▶ Task description
Identify all lines of the data containing the string "خالد" and copy them.

▶ Provided material
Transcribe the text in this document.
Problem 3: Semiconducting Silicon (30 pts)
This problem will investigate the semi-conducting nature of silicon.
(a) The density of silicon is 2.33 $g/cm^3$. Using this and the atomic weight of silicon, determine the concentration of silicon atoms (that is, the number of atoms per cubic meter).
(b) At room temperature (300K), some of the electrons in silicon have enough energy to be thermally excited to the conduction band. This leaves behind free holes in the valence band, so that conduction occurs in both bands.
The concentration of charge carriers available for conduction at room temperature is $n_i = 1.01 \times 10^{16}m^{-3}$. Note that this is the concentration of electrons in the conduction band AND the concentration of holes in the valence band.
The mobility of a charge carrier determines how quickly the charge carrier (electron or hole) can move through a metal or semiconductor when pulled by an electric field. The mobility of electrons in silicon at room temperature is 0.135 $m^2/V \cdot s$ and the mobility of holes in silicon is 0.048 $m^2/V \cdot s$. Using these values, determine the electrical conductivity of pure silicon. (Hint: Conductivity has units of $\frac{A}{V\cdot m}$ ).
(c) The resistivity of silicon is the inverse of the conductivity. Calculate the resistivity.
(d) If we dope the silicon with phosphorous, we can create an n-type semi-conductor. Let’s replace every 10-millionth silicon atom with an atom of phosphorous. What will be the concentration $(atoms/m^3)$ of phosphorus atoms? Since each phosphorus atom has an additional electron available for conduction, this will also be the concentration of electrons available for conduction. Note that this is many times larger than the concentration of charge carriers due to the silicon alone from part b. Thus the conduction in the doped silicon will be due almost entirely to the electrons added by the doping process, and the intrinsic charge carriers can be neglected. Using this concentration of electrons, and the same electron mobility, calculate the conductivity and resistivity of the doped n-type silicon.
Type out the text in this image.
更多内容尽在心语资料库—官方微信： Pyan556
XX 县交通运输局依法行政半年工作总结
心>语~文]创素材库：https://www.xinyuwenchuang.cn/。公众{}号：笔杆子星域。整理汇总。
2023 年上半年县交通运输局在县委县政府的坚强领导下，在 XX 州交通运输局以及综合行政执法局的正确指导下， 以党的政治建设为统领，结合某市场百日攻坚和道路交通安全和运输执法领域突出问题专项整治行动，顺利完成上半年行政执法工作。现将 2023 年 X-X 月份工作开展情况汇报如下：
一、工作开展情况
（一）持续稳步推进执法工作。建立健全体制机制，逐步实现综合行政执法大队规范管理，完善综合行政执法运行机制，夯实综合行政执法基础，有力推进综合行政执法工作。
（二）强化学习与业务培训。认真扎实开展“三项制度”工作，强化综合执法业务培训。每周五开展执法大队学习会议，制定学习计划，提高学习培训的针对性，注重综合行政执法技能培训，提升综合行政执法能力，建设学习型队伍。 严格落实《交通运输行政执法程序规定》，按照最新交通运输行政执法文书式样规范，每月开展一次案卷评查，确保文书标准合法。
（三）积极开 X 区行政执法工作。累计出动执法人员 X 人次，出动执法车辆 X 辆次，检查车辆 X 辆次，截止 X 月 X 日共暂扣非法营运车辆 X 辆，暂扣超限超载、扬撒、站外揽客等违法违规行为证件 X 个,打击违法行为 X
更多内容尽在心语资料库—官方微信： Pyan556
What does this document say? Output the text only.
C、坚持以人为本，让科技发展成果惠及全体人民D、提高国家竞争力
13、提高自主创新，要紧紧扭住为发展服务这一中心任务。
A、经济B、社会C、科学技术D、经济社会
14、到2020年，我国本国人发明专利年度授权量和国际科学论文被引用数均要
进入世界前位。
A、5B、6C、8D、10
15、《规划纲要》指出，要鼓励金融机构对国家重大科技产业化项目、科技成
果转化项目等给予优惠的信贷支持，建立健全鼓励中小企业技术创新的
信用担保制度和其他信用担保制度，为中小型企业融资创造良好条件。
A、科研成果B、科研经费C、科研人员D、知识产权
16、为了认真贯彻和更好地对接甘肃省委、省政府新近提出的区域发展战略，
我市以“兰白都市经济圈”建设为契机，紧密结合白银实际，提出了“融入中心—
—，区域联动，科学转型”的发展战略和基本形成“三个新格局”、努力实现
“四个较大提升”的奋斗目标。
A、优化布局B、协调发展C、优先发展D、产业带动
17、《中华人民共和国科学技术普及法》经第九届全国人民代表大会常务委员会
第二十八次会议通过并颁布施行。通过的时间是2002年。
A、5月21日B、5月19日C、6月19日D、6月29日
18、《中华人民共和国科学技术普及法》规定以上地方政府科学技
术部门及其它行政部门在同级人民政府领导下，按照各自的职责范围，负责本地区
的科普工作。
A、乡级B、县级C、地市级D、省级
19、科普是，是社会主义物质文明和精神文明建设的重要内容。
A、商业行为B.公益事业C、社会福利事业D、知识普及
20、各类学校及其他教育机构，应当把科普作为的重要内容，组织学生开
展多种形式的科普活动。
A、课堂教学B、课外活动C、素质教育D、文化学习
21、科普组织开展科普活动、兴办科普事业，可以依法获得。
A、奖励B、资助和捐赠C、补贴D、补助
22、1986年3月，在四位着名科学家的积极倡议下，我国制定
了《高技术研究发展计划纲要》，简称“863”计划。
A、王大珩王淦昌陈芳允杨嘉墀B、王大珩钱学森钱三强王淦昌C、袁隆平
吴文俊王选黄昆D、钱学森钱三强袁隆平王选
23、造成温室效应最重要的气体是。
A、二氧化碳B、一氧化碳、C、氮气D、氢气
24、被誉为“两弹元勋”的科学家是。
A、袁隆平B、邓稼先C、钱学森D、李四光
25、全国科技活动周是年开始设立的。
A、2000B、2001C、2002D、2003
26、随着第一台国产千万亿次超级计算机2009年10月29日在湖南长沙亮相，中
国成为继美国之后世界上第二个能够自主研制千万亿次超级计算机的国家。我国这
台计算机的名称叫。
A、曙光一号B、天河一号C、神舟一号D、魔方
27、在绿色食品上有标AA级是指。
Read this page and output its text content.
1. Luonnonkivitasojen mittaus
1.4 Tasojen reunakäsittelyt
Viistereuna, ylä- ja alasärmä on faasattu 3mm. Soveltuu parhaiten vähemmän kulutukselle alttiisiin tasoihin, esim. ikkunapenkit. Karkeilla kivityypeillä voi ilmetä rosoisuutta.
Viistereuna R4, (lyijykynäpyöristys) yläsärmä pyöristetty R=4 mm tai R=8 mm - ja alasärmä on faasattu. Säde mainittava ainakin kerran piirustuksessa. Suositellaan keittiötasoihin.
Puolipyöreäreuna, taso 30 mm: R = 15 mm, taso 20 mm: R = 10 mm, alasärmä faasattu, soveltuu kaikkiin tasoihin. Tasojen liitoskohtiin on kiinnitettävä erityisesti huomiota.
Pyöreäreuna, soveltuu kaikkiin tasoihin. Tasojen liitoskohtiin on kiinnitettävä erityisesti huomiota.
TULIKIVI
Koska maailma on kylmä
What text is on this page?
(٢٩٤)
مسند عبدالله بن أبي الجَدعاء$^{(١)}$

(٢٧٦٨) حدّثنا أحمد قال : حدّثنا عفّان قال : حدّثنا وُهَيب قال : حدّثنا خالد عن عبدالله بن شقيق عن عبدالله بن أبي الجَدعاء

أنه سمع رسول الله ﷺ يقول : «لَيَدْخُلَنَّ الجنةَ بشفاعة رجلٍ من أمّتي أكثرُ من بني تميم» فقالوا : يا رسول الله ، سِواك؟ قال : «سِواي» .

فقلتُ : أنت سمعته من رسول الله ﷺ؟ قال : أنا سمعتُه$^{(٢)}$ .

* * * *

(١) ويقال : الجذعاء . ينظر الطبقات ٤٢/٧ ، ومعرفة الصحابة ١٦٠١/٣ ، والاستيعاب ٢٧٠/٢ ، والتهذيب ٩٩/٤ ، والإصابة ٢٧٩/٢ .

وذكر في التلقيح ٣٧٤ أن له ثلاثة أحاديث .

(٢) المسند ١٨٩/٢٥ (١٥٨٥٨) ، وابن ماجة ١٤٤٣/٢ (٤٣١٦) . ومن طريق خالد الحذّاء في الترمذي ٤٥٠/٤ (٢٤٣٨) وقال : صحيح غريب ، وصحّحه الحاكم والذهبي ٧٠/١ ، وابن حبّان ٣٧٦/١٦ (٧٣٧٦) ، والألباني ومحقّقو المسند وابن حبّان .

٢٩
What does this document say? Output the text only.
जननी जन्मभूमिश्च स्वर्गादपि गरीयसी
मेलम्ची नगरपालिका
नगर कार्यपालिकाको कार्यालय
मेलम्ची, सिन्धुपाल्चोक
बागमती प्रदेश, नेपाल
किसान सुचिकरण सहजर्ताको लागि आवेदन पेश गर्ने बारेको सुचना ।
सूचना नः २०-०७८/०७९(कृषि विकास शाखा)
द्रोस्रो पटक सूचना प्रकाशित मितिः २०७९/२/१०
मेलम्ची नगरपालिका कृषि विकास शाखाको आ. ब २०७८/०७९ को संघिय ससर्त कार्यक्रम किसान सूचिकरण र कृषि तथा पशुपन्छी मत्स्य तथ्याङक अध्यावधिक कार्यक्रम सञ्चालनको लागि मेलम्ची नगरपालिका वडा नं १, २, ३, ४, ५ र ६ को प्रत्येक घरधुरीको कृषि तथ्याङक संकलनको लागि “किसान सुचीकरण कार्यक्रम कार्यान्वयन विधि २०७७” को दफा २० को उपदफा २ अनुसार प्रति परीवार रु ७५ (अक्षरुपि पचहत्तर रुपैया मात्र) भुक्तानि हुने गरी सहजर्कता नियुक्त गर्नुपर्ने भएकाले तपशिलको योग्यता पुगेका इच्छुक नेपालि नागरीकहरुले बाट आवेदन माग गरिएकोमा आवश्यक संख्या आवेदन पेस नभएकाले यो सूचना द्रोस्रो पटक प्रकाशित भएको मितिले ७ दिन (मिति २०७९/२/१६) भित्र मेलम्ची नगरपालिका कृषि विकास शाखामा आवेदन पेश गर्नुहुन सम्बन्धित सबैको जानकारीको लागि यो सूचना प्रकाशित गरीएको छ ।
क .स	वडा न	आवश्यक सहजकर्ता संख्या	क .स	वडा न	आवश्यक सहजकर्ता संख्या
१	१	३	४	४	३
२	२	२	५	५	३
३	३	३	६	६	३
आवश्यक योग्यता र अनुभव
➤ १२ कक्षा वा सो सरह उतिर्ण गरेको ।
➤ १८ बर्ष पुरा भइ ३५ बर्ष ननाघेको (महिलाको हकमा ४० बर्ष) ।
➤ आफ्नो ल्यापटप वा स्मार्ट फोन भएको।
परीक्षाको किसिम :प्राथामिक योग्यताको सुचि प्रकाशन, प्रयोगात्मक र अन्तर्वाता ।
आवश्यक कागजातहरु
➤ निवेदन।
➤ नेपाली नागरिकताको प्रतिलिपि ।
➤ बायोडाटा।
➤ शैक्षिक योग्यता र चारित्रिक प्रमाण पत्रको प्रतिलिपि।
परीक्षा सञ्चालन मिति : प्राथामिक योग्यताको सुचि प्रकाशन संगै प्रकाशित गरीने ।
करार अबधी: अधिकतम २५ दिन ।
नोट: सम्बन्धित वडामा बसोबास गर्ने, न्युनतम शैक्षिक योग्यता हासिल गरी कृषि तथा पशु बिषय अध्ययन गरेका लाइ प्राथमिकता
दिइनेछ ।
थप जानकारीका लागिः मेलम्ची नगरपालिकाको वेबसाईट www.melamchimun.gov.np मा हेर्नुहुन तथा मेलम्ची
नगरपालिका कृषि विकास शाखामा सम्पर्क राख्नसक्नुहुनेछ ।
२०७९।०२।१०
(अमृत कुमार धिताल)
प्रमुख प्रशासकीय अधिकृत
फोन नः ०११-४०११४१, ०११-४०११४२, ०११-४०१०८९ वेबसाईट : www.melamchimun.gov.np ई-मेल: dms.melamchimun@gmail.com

▶ Result below
(٢٧٦٨) حدّثنا أحمد قال : حدّثنا عفّان قال : حدّثنا وُهَيب قال : حدّثنا خالد عن عبدالله بن شقيق عن عبدالله بن أبي الجَدعاء
(٢) المسند ١٨٩/٢٥ (١٥٨٥٨) ، وابن ماجة ١٤٤٣/٢ (٤٣١٦) . ومن طريق خالد الحذّاء في الترمذي ٤٥٠/٤ (٢٤٣٨) وقال : صحيح غريب ، وصحّحه الحاكم والذهبي ٧٠/١ ، وابن حبّان ٣٧٦/١٦ (٧٣٧٦) ، والألباني ومحقّقو المسند وابن حبّان .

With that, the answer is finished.